- _WHAT TO DO_:
Would you write out the entries below, every one of them, exactly?

- _PROVIDED ENTRIES_:
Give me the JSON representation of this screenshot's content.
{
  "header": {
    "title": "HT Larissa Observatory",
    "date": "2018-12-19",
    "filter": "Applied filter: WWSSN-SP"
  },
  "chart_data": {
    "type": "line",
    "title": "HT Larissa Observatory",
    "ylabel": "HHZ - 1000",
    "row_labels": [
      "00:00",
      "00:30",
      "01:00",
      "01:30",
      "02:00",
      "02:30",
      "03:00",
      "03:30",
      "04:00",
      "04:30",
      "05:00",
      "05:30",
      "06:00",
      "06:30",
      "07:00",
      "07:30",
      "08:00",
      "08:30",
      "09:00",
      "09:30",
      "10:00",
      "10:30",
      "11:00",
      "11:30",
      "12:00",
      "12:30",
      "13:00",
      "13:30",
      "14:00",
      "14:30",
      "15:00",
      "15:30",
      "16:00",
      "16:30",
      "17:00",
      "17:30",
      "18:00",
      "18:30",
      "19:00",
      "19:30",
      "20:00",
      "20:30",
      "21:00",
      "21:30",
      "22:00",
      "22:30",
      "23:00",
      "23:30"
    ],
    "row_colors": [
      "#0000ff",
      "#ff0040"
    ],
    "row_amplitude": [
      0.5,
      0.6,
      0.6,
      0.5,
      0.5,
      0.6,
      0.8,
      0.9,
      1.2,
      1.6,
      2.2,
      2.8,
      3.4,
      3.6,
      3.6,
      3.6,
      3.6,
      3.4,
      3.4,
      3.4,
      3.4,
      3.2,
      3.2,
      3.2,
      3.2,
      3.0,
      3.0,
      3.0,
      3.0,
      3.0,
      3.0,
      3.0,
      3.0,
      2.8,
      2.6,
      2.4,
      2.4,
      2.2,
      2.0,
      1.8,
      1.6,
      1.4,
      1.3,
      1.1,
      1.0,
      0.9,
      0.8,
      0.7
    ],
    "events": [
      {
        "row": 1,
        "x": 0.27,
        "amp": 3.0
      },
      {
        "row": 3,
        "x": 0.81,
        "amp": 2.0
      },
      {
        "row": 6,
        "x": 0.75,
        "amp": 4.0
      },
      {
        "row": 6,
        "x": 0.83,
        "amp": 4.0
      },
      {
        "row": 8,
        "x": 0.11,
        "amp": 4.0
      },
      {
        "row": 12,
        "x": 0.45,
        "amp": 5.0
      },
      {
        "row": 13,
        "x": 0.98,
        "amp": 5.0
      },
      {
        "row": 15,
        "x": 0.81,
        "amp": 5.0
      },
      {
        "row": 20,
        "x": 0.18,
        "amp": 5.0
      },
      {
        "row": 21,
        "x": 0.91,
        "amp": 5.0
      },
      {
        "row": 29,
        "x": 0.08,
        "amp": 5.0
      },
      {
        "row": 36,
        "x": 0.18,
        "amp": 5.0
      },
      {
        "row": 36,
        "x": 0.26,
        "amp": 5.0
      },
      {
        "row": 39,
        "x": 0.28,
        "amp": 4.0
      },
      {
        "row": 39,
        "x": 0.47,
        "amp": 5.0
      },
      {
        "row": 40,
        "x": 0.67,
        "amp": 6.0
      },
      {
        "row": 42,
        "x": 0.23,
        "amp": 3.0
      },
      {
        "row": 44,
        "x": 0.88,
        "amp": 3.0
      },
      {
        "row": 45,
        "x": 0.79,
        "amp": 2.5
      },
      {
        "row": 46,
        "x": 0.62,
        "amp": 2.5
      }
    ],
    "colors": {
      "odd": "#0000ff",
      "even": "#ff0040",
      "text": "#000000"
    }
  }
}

- _OUTPUT FOR THIS TASK_:
Give me the JSON representation of this screenshot's content.
{
  "header": {
    "title": "HT Larissa Observatory",
    "date": "2018-12-19",
    "filter": "Applied filter: WWSSN-SP"
  },
  "chart_data": {
    "type": "line",
    "title": "HT Larissa Observatory",
    "ylabel": "HHZ - 1000",
    "row_labels": [
      "00:00",
      "00:30",
      "01:00",
      "01:30",
      "02:00",
      "02:30",
      "03:00",
      "03:30",
      "04:00",
      "04:30",
      "05:00",
      "05:30",
      "06:00",
      "06:30",
      "07:00",
      "07:30",
      "08:00",
      "08:30",
      "09:00",
      "09:30",
      "10:00",
      "10:30",
      "11:00",
      "11:30",
      "12:00",
      "12:30",
      "13:00",
      "13:30",
      "14:00",
      "14:30",
      "15:00",
      "15:30",
      "16:00",
      "16:30",
      "17:00",
      "17:30",
      "18:00",
      "18:30",
      "19:00",
      "19:30",
      "20:00",
      "20:30",
      "21:00",
      "21:30",
      "22:00",
      "22:30",
      "23:00",
      "23:30"
    ],
    "row_colors": [
      "#0000ff",
      "#ff0040"
    ],
    "row_amplitude": [
      0.5,
      0.6,
      0.6,
      0.5,
      0.5,
      0.6,
      0.8,
      0.9,
      1.2,
      1.6,
      2.2,
      2.8,
      3.4,
      3.6,
      3.6,
      3.6,
      3.6,
      3.4,
      3.4,
      3.4,
      3.4,
      3.2,
      3.2,
      3.2,
      3.2,
      3.0,
      3.0,
      3.0,
      3.0,
      3.0,
      3.0,
      3.0,
      3.0,
      2.8,
      2.6,
      2.4,
      2.4,
      2.2,
      2.0,
      1.8,
      1.6,
      1.4,
      1.3,
      1.1,
      1.0,
      0.9,
      0.8,
      0.7
    ],
    "events": [
      {
        "row": 1,
        "x": 0.27,
        "amp": 3.0
      },
      {
        "row": 3,
        "x": 0.81,
        "amp": 2.0
      },
      {
        "row": 6,
        "x": 0.75,
        "amp": 4.0
      },
      {
        "row": 6,
        "x": 0.83,
        "amp": 4.0
      },
      {
        "row": 8,
        "x": 0.11,
        "amp": 4.0
      },
      {
        "row": 12,
        "x": 0.45,
        "amp": 5.0
      },
      {
        "row": 13,
        "x": 0.98,
        "amp": 5.0
      },
      {
        "row": 15,
        "x": 0.81,
        "amp": 5.0
      },
      {
        "row": 20,
        "x": 0.18,
        "amp": 5.0
      },
      {
        "row": 21,
        "x": 0.91,
        "amp": 5.0
      },
      {
        "row": 29,
        "x": 0.08,
        "amp": 5.0
      },
      {
        "row": 36,
        "x": 0.18,
        "amp": 5.0
      },
      {
        "row": 36,
        "x": 0.26,
        "amp": 5.0
      },
      {
        "row": 39,
        "x": 0.28,
        "amp": 4.0
      },
      {
        "row": 39,
        "x": 0.47,
        "amp": 5.0
      },
      {
        "row": 40,
        "x": 0.67,
        "amp": 6.0
      },
      {
        "row": 42,
        "x": 0.23,
        "amp": 3.0
      },
      {
        "row": 44,
        "x": 0.88,
        "amp": 3.0
      },
      {
        "row": 45,
        "x": 0.79,
        "amp": 2.5
      },
      {
        "row": 46,
        "x": 0.62,
        "amp": 2.5
      }
    ],
    "colors": {
      "odd": "#0000ff",
      "even": "#ff0040",
      "text": "#000000"
    }
  }
}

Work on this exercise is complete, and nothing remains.